YOUR GOAL: Copy out all the data, word for word.

EXTRACTED MATERIAL:
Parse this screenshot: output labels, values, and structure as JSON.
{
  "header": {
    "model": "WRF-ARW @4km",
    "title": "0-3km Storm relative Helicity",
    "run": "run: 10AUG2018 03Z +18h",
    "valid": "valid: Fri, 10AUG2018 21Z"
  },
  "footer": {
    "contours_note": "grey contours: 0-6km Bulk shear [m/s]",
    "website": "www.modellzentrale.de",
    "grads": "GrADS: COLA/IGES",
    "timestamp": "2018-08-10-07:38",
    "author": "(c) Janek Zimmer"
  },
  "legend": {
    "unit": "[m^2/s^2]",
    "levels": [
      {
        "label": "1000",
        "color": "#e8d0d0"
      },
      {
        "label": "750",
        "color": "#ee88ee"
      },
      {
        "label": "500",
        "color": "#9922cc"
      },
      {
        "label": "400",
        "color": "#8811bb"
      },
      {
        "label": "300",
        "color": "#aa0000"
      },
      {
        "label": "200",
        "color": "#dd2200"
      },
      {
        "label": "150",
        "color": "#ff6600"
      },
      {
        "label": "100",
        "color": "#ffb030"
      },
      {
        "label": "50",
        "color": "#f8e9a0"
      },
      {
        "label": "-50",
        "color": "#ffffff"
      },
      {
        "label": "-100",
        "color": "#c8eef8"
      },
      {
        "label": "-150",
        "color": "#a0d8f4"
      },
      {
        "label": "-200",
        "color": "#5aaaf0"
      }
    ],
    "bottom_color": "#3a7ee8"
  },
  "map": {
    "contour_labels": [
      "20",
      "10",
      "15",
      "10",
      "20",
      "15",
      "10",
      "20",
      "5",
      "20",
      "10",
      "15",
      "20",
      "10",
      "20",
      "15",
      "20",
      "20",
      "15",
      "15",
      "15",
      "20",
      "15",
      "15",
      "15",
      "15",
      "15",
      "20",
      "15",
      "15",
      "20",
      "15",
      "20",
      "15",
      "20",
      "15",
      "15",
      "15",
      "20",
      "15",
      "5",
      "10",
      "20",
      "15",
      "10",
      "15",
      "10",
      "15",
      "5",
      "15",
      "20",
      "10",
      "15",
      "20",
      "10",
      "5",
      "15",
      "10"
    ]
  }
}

CORRECT RESPONSE:
Parse this screenshot: output labels, values, and structure as JSON.
{
  "header": {
    "model": "WRF-ARW @4km",
    "title": "0-3km Storm relative Helicity",
    "run": "run: 10AUG2018 03Z +18h",
    "valid": "valid: Fri, 10AUG2018 21Z"
  },
  "footer": {
    "contours_note": "grey contours: 0-6km Bulk shear [m/s]",
    "website": "www.modellzentrale.de",
    "grads": "GrADS: COLA/IGES",
    "timestamp": "2018-08-10-07:38",
    "author": "(c) Janek Zimmer"
  },
  "legend": {
    "unit": "[m^2/s^2]",
    "levels": [
      {
        "label": "1000",
        "color": "#e8d0d0"
      },
      {
        "label": "750",
        "color": "#ee88ee"
      },
      {
        "label": "500",
        "color": "#9922cc"
      },
      {
        "label": "400",
        "color": "#8811bb"
      },
      {
        "label": "300",
        "color": "#aa0000"
      },
      {
        "label": "200",
        "color": "#dd2200"
      },
      {
        "label": "150",
        "color": "#ff6600"
      },
      {
        "label": "100",
        "color": "#ffb030"
      },
      {
        "label": "50",
        "color": "#f8e9a0"
      },
      {
        "label": "-50",
        "color": "#ffffff"
      },
      {
        "label": "-100",
        "color": "#c8eef8"
      },
      {
        "label": "-150",
        "color": "#a0d8f4"
      },
      {
        "label": "-200",
        "color": "#5aaaf0"
      }
    ],
    "bottom_color": "#3a7ee8"
  },
  "map": {
    "contour_labels": [
      "20",
      "10",
      "15",
      "10",
      "20",
      "15",
      "10",
      "20",
      "5",
      "20",
      "10",
      "15",
      "20",
      "10",
      "20",
      "15",
      "20",
      "20",
      "15",
      "15",
      "15",
      "20",
      "15",
      "15",
      "15",
      "15",
      "15",
      "20",
      "15",
      "15",
      "20",
      "15",
      "20",
      "15",
      "20",
      "15",
      "15",
      "15",
      "20",
      "15",
      "5",
      "10",
      "20",
      "15",
      "10",
      "15",
      "10",
      "15",
      "5",
      "15",
      "20",
      "10",
      "15",
      "20",
      "10",
      "5",
      "15",
      "10"
    ]
  }
}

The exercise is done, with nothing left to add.